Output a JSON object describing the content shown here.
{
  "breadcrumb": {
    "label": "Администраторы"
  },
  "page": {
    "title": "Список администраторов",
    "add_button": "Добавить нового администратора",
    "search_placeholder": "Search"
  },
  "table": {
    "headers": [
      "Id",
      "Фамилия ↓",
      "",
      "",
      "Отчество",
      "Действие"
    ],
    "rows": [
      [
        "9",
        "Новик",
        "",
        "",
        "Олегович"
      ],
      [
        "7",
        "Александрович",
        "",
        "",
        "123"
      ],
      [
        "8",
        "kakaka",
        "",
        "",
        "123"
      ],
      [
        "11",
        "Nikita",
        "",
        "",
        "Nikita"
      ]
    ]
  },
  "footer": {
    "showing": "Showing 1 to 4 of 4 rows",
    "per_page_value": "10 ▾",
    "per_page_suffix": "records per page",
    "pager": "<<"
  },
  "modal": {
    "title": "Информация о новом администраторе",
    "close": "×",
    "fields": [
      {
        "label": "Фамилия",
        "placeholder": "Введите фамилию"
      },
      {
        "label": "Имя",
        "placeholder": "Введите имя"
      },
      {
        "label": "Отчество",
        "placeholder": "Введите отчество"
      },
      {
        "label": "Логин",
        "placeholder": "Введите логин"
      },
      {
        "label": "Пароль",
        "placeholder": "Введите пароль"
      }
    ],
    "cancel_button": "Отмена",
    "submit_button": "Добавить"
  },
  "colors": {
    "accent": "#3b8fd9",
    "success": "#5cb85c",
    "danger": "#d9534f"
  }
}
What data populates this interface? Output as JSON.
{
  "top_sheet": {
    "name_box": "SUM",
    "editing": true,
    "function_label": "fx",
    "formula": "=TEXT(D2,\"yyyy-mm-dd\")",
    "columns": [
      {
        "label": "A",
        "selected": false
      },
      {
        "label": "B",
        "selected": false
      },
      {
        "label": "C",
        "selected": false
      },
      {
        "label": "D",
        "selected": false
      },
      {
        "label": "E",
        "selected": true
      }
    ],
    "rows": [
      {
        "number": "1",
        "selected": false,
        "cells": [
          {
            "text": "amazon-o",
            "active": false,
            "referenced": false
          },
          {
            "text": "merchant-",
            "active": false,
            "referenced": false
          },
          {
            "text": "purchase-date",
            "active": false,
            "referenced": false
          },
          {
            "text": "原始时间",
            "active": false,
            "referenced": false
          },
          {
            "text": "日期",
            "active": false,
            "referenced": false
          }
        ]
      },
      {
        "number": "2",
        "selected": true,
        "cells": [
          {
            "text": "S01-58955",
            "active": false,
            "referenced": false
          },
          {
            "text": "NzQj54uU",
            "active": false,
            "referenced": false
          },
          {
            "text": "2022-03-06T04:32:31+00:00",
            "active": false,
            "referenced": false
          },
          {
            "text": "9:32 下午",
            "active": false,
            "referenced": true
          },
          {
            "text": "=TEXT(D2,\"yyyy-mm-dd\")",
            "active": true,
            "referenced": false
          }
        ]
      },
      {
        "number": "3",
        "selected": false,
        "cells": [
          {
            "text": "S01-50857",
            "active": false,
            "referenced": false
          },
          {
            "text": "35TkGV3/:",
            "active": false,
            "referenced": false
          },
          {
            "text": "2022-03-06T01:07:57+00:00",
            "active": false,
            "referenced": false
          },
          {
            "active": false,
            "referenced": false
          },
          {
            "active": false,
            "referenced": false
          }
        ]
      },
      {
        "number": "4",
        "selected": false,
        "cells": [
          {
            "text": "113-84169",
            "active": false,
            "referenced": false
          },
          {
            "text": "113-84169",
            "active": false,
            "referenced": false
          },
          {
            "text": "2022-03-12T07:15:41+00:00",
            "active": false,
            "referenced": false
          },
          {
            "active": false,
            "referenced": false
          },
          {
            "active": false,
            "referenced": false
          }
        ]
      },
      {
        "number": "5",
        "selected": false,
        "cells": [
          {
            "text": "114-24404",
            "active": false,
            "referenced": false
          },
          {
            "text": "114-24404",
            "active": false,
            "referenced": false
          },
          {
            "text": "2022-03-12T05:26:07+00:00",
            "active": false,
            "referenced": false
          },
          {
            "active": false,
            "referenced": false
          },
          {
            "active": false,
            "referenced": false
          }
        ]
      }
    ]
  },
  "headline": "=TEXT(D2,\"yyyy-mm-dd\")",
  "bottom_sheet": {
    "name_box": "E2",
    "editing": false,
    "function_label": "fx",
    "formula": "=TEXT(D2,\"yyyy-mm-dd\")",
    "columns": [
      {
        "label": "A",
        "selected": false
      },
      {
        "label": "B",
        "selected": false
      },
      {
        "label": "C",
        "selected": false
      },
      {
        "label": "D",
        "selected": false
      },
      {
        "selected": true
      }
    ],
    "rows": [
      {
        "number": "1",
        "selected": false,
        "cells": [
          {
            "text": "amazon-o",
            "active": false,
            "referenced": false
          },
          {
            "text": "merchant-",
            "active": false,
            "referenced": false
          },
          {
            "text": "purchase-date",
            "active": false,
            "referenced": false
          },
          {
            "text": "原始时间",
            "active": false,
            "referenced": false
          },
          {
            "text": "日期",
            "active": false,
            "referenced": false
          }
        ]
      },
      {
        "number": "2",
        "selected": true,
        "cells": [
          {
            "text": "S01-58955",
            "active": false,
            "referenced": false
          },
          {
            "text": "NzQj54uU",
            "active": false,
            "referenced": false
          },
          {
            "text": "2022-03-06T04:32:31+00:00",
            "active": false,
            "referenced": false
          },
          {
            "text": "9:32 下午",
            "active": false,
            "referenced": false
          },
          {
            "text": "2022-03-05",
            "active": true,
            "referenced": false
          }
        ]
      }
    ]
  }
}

Exercise aim
Every line of the material must be returned exactly as it appears.

Output for this exercise
Output a JSON object describing the content shown here.
{
  "breadcrumb": {
    "label": "Администраторы"
  },
  "page": {
    "title": "Список администраторов",
    "add_button": "Добавить нового администратора",
    "search_placeholder": "Search"
  },
  "table": {
    "headers": [
      "Id",
      "Фамилия ↓",
      "",
      "",
      "Отчество",
      "Действие"
    ],
    "rows": [
      [
        "9",
        "Новик",
        "",
        "",
        "Олегович"
      ],
      [
        "7",
        "Александрович",
        "",
        "",
        "123"
      ],
      [
        "8",
        "kakaka",
        "",
        "",
        "123"
      ],
      [
        "11",
        "Nikita",
        "",
        "",
        "Nikita"
      ]
    ]
  },
  "footer": {
    "showing": "Showing 1 to 4 of 4 rows",
    "per_page_value": "10 ▾",
    "per_page_suffix": "records per page",
    "pager": "<<"
  },
  "modal": {
    "title": "Информация о новом администраторе",
    "close": "×",
    "fields": [
      {
        "label": "Фамилия",
        "placeholder": "Введите фамилию"
      },
      {
        "label": "Имя",
        "placeholder": "Введите имя"
      },
      {
        "label": "Отчество",
        "placeholder": "Введите отчество"
      },
      {
        "label": "Логин",
        "placeholder": "Введите логин"
      },
      {
        "label": "Пароль",
        "placeholder": "Введите пароль"
      }
    ],
    "cancel_button": "Отмена",
    "submit_button": "Добавить"
  },
  "colors": {
    "accent": "#3b8fd9",
    "success": "#5cb85c",
    "danger": "#d9534f"
  }
}
What data populates this interface? Output as JSON.
{
  "top_sheet": {
    "name_box": "SUM",
    "editing": true,
    "function_label": "fx",
    "formula": "=TEXT(D2,\"yyyy-mm-dd\")",
    "columns": [
      {
        "label": "A",
        "selected": false
      },
      {
        "label": "B",
        "selected": false
      },
      {
        "label": "C",
        "selected": false
      },
      {
        "label": "D",
        "selected": false
      },
      {
        "label": "E",
        "selected": true
      }
    ],
    "rows": [
      {
        "number": "1",
        "selected": false,
        "cells": [
          {
            "text": "amazon-o",
            "active": false,
            "referenced": false
          },
          {
            "text": "merchant-",
            "active": false,
            "referenced": false
          },
          {
            "text": "purchase-date",
            "active": false,
            "referenced": false
          },
          {
            "text": "原始时间",
            "active": false,
            "referenced": false
          },
          {
            "text": "日期",
            "active": false,
            "referenced": false
          }
        ]
      },
      {
        "number": "2",
        "selected": true,
        "cells": [
          {
            "text": "S01-58955",
            "active": false,
            "referenced": false
          },
          {
            "text": "NzQj54uU",
            "active": false,
            "referenced": false
          },
          {
            "text": "2022-03-06T04:32:31+00:00",
            "active": false,
            "referenced": false
          },
          {
            "text": "9:32 下午",
            "active": false,
            "referenced": true
          },
          {
            "text": "=TEXT(D2,\"yyyy-mm-dd\")",
            "active": true,
            "referenced": false
          }
        ]
      },
      {
        "number": "3",
        "selected": false,
        "cells": [
          {
            "text": "S01-50857",
            "active": false,
            "referenced": false
          },
          {
            "text": "35TkGV3/:",
            "active": false,
            "referenced": false
          },
          {
            "text": "2022-03-06T01:07:57+00:00",
            "active": false,
            "referenced": false
          },
          {
            "active": false,
            "referenced": false
          },
          {
            "active": false,
            "referenced": false
          }
        ]
      },
      {
        "number": "4",
        "selected": false,
        "cells": [
          {
            "text": "113-84169",
            "active": false,
            "referenced": false
          },
          {
            "text": "113-84169",
            "active": false,
            "referenced": false
          },
          {
            "text": "2022-03-12T07:15:41+00:00",
            "active": false,
            "referenced": false
          },
          {
            "active": false,
            "referenced": false
          },
          {
            "active": false,
            "referenced": false
          }
        ]
      },
      {
        "number": "5",
        "selected": false,
        "cells": [
          {
            "text": "114-24404",
            "active": false,
            "referenced": false
          },
          {
            "text": "114-24404",
            "active": false,
            "referenced": false
          },
          {
            "text": "2022-03-12T05:26:07+00:00",
            "active": false,
            "referenced": false
          },
          {
            "active": false,
            "referenced": false
          },
          {
            "active": false,
            "referenced": false
          }
        ]
      }
    ]
  },
  "headline": "=TEXT(D2,\"yyyy-mm-dd\")",
  "bottom_sheet": {
    "name_box": "E2",
    "editing": false,
    "function_label": "fx",
    "formula": "=TEXT(D2,\"yyyy-mm-dd\")",
    "columns": [
      {
        "label": "A",
        "selected": false
      },
      {
        "label": "B",
        "selected": false
      },
      {
        "label": "C",
        "selected": false
      },
      {
        "label": "D",
        "selected": false
      },
      {
        "selected": true
      }
    ],
    "rows": [
      {
        "number": "1",
        "selected": false,
        "cells": [
          {
            "text": "amazon-o",
            "active": false,
            "referenced": false
          },
          {
            "text": "merchant-",
            "active": false,
            "referenced": false
          },
          {
            "text": "purchase-date",
            "active": false,
            "referenced": false
          },
          {
            "text": "原始时间",
            "active": false,
            "referenced": false
          },
          {
            "text": "日期",
            "active": false,
            "referenced": false
          }
        ]
      },
      {
        "number": "2",
        "selected": true,
        "cells": [
          {
            "text": "S01-58955",
            "active": false,
            "referenced": false
          },
          {
            "text": "NzQj54uU",
            "active": false,
            "referenced": false
          },
          {
            "text": "2022-03-06T04:32:31+00:00",
            "active": false,
            "referenced": false
          },
          {
            "text": "9:32 下午",
            "active": false,
            "referenced": false
          },
          {
            "text": "2022-03-05",
            "active": true,
            "referenced": false
          }
        ]
      }
    ]
  }
}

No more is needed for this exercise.